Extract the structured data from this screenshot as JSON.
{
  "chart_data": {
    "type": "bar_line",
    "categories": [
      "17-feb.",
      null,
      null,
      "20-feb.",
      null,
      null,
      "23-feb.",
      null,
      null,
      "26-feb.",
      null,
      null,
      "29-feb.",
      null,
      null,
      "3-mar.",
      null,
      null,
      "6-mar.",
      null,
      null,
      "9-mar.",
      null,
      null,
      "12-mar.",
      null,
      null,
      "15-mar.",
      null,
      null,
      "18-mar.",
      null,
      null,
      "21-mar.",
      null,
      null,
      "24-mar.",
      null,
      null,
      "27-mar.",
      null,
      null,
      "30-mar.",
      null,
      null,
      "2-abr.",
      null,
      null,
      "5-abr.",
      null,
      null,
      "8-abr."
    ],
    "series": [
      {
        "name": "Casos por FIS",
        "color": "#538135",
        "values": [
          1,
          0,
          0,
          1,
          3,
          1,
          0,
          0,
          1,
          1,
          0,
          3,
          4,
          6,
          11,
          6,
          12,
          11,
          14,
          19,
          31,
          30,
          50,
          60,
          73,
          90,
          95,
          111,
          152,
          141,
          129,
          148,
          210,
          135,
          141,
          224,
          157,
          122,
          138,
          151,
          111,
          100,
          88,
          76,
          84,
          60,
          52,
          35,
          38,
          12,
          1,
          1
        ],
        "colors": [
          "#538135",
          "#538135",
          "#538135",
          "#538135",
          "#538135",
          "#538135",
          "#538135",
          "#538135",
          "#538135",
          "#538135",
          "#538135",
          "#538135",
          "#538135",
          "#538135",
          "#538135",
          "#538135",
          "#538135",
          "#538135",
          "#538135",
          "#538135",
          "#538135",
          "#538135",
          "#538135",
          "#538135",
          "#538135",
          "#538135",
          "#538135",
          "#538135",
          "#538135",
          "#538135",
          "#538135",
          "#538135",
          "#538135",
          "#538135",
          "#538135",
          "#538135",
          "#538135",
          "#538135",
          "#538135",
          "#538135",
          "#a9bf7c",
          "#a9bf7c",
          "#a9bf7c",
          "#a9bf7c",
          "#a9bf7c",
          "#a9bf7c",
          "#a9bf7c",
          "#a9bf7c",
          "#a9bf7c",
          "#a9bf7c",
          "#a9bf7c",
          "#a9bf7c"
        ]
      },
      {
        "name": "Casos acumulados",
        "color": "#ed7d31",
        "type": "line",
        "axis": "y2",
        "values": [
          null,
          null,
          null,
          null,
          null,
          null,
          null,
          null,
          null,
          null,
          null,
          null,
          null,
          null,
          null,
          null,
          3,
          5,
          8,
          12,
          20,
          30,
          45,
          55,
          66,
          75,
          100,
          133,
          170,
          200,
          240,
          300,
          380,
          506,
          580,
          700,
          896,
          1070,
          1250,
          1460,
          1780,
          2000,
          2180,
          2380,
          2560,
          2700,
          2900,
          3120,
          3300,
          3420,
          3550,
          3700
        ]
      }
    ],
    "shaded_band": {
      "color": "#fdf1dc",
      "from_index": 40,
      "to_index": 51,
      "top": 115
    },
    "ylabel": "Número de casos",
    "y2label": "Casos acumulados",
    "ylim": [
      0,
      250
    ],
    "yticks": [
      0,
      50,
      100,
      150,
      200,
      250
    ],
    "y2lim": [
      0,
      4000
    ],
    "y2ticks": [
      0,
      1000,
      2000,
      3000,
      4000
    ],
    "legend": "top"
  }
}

> [TASK INSTRUCTIONS]: Take the listing above and write it out again exactly.

> [RESPONSE]:
Extract the structured data from this screenshot as JSON.
{
  "chart_data": {
    "type": "bar_line",
    "categories": [
      "17-feb.",
      null,
      null,
      "20-feb.",
      null,
      null,
      "23-feb.",
      null,
      null,
      "26-feb.",
      null,
      null,
      "29-feb.",
      null,
      null,
      "3-mar.",
      null,
      null,
      "6-mar.",
      null,
      null,
      "9-mar.",
      null,
      null,
      "12-mar.",
      null,
      null,
      "15-mar.",
      null,
      null,
      "18-mar.",
      null,
      null,
      "21-mar.",
      null,
      null,
      "24-mar.",
      null,
      null,
      "27-mar.",
      null,
      null,
      "30-mar.",
      null,
      null,
      "2-abr.",
      null,
      null,
      "5-abr.",
      null,
      null,
      "8-abr."
    ],
    "series": [
      {
        "name": "Casos por FIS",
        "color": "#538135",
        "values": [
          1,
          0,
          0,
          1,
          3,
          1,
          0,
          0,
          1,
          1,
          0,
          3,
          4,
          6,
          11,
          6,
          12,
          11,
          14,
          19,
          31,
          30,
          50,
          60,
          73,
          90,
          95,
          111,
          152,
          141,
          129,
          148,
          210,
          135,
          141,
          224,
          157,
          122,
          138,
          151,
          111,
          100,
          88,
          76,
          84,
          60,
          52,
          35,
          38,
          12,
          1,
          1
        ],
        "colors": [
          "#538135",
          "#538135",
          "#538135",
          "#538135",
          "#538135",
          "#538135",
          "#538135",
          "#538135",
          "#538135",
          "#538135",
          "#538135",
          "#538135",
          "#538135",
          "#538135",
          "#538135",
          "#538135",
          "#538135",
          "#538135",
          "#538135",
          "#538135",
          "#538135",
          "#538135",
          "#538135",
          "#538135",
          "#538135",
          "#538135",
          "#538135",
          "#538135",
          "#538135",
          "#538135",
          "#538135",
          "#538135",
          "#538135",
          "#538135",
          "#538135",
          "#538135",
          "#538135",
          "#538135",
          "#538135",
          "#538135",
          "#a9bf7c",
          "#a9bf7c",
          "#a9bf7c",
          "#a9bf7c",
          "#a9bf7c",
          "#a9bf7c",
          "#a9bf7c",
          "#a9bf7c",
          "#a9bf7c",
          "#a9bf7c",
          "#a9bf7c",
          "#a9bf7c"
        ]
      },
      {
        "name": "Casos acumulados",
        "color": "#ed7d31",
        "type": "line",
        "axis": "y2",
        "values": [
          null,
          null,
          null,
          null,
          null,
          null,
          null,
          null,
          null,
          null,
          null,
          null,
          null,
          null,
          null,
          null,
          3,
          5,
          8,
          12,
          20,
          30,
          45,
          55,
          66,
          75,
          100,
          133,
          170,
          200,
          240,
          300,
          380,
          506,
          580,
          700,
          896,
          1070,
          1250,
          1460,
          1780,
          2000,
          2180,
          2380,
          2560,
          2700,
          2900,
          3120,
          3300,
          3420,
          3550,
          3700
        ]
      }
    ],
    "shaded_band": {
      "color": "#fdf1dc",
      "from_index": 40,
      "to_index": 51,
      "top": 115
    },
    "ylabel": "Número de casos",
    "y2label": "Casos acumulados",
    "ylim": [
      0,
      250
    ],
    "yticks": [
      0,
      50,
      100,
      150,
      200,
      250
    ],
    "y2lim": [
      0,
      4000
    ],
    "y2ticks": [
      0,
      1000,
      2000,
      3000,
      4000
    ],
    "legend": "top"
  }
}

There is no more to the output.